S10: OLTP : 25.5 Distributed Concurrency Control

Q? Identify new OLTP issues in
- Distributed Locking
- Distributed Deadlock Detection
Locking for replicated, fragmented records
- How to manage locks for objects across sites?
- Centralized - one site does all locking.
- Primary Copy - locking of an object done at
- ...site holding primary copy of the object
- Fully distributed - locking for a copy done at
- ...site holding specific copy of the object
- ...Write_lock - must lock all copies
Deadlock Detection - Construction of wait-for graph
- Each site maintains local wait-for graph
- Global deadlock may occur even if acyclic local graphs
- Solutions:
- ...Centralized - collect local WFGs at one site
- ...Time-out - abort Xact if it waits too long for a lock

S11: OLTP : 25.5.3 Distributed Recovery

New Issues
- New kinds of failures - link, remote sites
- Distributed transactions - updates data at many sites
Assumptions
- Logs are maintained at each site as before
- New commit protocol for transaction T
- Coordinator C = site where T originated from
- Subordinate sites Si = site where T executes
- ...S = {S1, S2, ... Si, ... }
Two phase commit protocol for commit(T)

* **Boxed element entries**:
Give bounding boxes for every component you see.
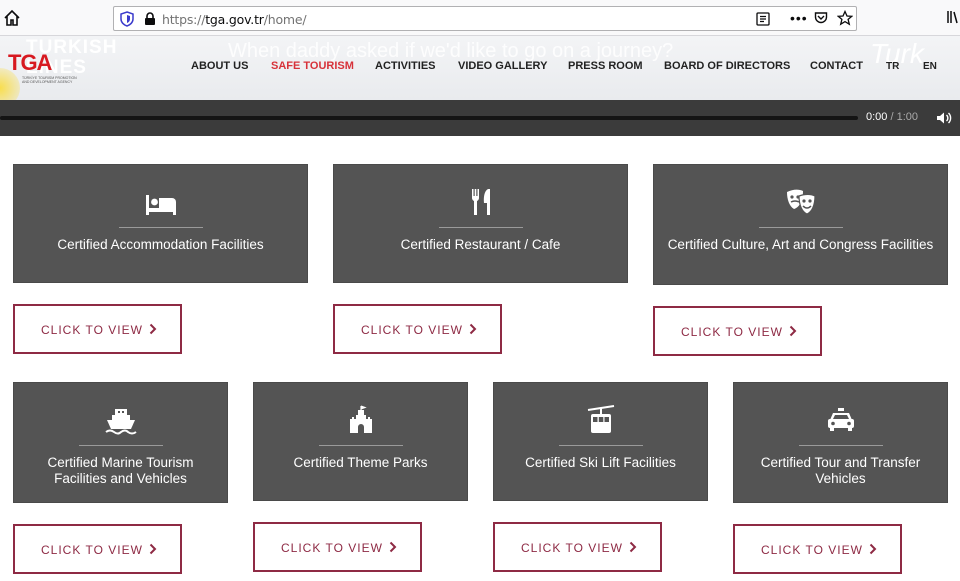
card-divider [318, 445, 403, 446]
card-ski-lift[interactable]: Certified Ski Lift Facilities [493, 382, 708, 501]
click-to-view-ski-lift-button[interactable]: CLICK TO VIEW [493, 522, 662, 572]
lock-icon[interactable] [144, 12, 156, 26]
castle-icon [349, 405, 372, 433]
cta-label: CLICK TO VIEW [41, 323, 143, 337]
card-divider [798, 445, 883, 446]
ship-icon [104, 409, 137, 435]
click-to-view-accommodation-button[interactable]: CLICK TO VIEW [13, 304, 182, 354]
card-title: Certified Theme Parks [293, 455, 428, 470]
nav-board-of-directors[interactable]: BOARD OF DIRECTORS [664, 60, 790, 72]
logo-subtitle: TÜRKİYE TOURISM PROMOTION AND DEVELOPMEN… [22, 76, 77, 84]
video-controls: 0:00 / 1:00 [0, 100, 960, 136]
chevron-right-icon [149, 543, 157, 555]
pocket-icon[interactable] [814, 11, 828, 25]
nav-safe-tourism[interactable]: SAFE TOURISM [271, 60, 354, 72]
video-time: 0:00 / 1:00 [866, 111, 919, 123]
video-progress-bar[interactable] [0, 116, 858, 120]
theater-masks-icon [786, 189, 816, 215]
card-title: Certified Restaurant / Cafe [400, 237, 561, 252]
url-text[interactable]: https://tga.gov.tr/home/ [162, 12, 307, 27]
cta-label: CLICK TO VIEW [681, 325, 783, 339]
site-header: TURKISH LINES When daddy asked if we'd l… [0, 36, 960, 100]
chevron-right-icon [629, 541, 637, 553]
browser-toolbar: https://tga.gov.tr/home/ ••• [0, 0, 960, 36]
lang-en[interactable]: EN [923, 61, 937, 72]
chevron-right-icon [469, 323, 477, 335]
chevron-right-icon [389, 541, 397, 553]
nav-press-room[interactable]: PRESS ROOM [568, 60, 643, 72]
click-to-view-restaurant-button[interactable]: CLICK TO VIEW [333, 304, 502, 354]
card-accommodation[interactable]: Certified Accommodation Facilities [13, 164, 308, 283]
cta-label: CLICK TO VIEW [281, 541, 383, 555]
page-actions-icon[interactable]: ••• [790, 10, 807, 28]
card-divider [438, 227, 523, 228]
card-marine-tourism[interactable]: Certified Marine Tourism Facilities and … [13, 382, 228, 503]
card-title: Certified Accommodation Facilities [57, 237, 264, 252]
click-to-view-marine-button[interactable]: CLICK TO VIEW [13, 524, 182, 574]
card-culture-art[interactable]: Certified Culture, Art and Congress Faci… [653, 164, 948, 285]
cta-label: CLICK TO VIEW [361, 323, 463, 337]
card-divider [758, 227, 843, 228]
card-divider [558, 445, 643, 446]
card-title: Certified Ski Lift Facilities [525, 455, 676, 470]
card-theme-parks[interactable]: Certified Theme Parks [253, 382, 468, 501]
library-icon[interactable] [947, 10, 959, 24]
card-tour-transfer[interactable]: Certified Tour and Transfer Vehicles [733, 382, 948, 503]
tracking-shield-icon[interactable] [120, 11, 134, 27]
reader-view-icon[interactable] [756, 12, 770, 26]
card-restaurant[interactable]: Certified Restaurant / Cafe [333, 164, 628, 283]
volume-icon[interactable] [936, 111, 952, 125]
bed-icon [145, 195, 176, 215]
click-to-view-theme-parks-button[interactable]: CLICK TO VIEW [253, 522, 422, 572]
home-icon[interactable] [2, 8, 22, 28]
lang-tr[interactable]: TR [886, 61, 899, 72]
chevron-right-icon [869, 543, 877, 555]
card-title: Certified Tour and Transfer Vehicles [760, 455, 921, 486]
fork-knife-icon [471, 189, 490, 215]
card-title: Certified Culture, Art and Congress Faci… [667, 237, 934, 252]
car-icon [827, 408, 854, 431]
card-divider [118, 227, 203, 228]
cta-label: CLICK TO VIEW [41, 543, 143, 557]
main-nav: ABOUT US SAFE TOURISM ACTIVITIES VIDEO G… [0, 60, 960, 76]
cable-car-icon [587, 405, 614, 433]
nav-about-us[interactable]: ABOUT US [191, 60, 248, 72]
nav-video-gallery[interactable]: VIDEO GALLERY [458, 60, 547, 72]
click-to-view-tour-transfer-button[interactable]: CLICK TO VIEW [733, 524, 902, 574]
nav-contact[interactable]: CONTACT [810, 60, 863, 72]
click-to-view-culture-button[interactable]: CLICK TO VIEW [653, 306, 822, 356]
nav-activities[interactable]: ACTIVITIES [375, 60, 436, 72]
chevron-right-icon [149, 323, 157, 335]
url-bar[interactable]: https://tga.gov.tr/home/ ••• [113, 6, 857, 31]
card-title: Certified Marine Tourism Facilities and … [47, 455, 194, 486]
card-divider [78, 445, 163, 446]
cta-label: CLICK TO VIEW [761, 543, 863, 557]
chevron-right-icon [789, 325, 797, 337]
cta-label: CLICK TO VIEW [521, 541, 623, 555]
bookmark-star-icon[interactable] [837, 10, 853, 26]
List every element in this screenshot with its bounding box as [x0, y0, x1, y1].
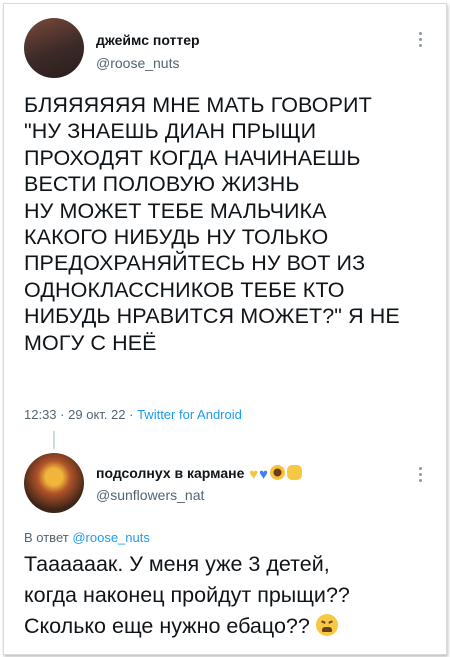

* **Exercises**:
1 - Answer these questions from the distributed database notes:
(a) Under the primary copy approach, at which site is an object locked?
(b) What two solutions for global deadlock are listed?
(c) Which site serves as the coordinator in the new commit protocol?
2 - Proceed with the distributed database notes from the point where they stop.
This data has nothing to do with the distributed database notes.

* **Outputs by task**:
1 -
(a) The site holding the primary copy of the object.
(b) Centralized: collect the local wait-for graphs at one site. Time-out: abort a transaction if it waits too long for a lock.
(c) The site where transaction T originated.

2 -
- C sends prepare to each Si
- Si : EITHER { force write prepare log record ; send yes to C}
- ... OR { force write abort log record ; send no to C }
- C : if all Si sent yes then
- ...{ force write commit log record ; send commit to each Si }
- ...else { force write abort log record ; send abort to each Si }
- Si : if msg from C is commit then
- ...{ force write commit log record ; send ack to C}
- ... else { force write abort log record ; send ack to C }
- C : if all Si sent ack then write end log record
Properties of Two phase commit protocol
- 2 phases of communications : voting, termination
- Any site can decide to abort a Xact in first phase
- Every message reflects a decision by the sender
- ...decision is recorded in log for fault-recovery
- Si's 2PC log records have Xact-id and coordinator-id
- C's 2PC log records have Xact-id and Si-ids for all Si

S12: OLTP : Distributed Recovery

Q? What happens for following failures:
- A. if C fails during 2PC
- B. if Si or link to Si fails during 2PC?
- C. if C fails between sending prepare
- ...and writing commit/abort log
- A. Transaction T is blocked waiting for C
- B. Phase I : C can abort T, Phase II: depends !
- C. C aborts T during restart
Recover during Restart after a failure at Si
- If log has prepare(T) but not commit(T)/abort(T)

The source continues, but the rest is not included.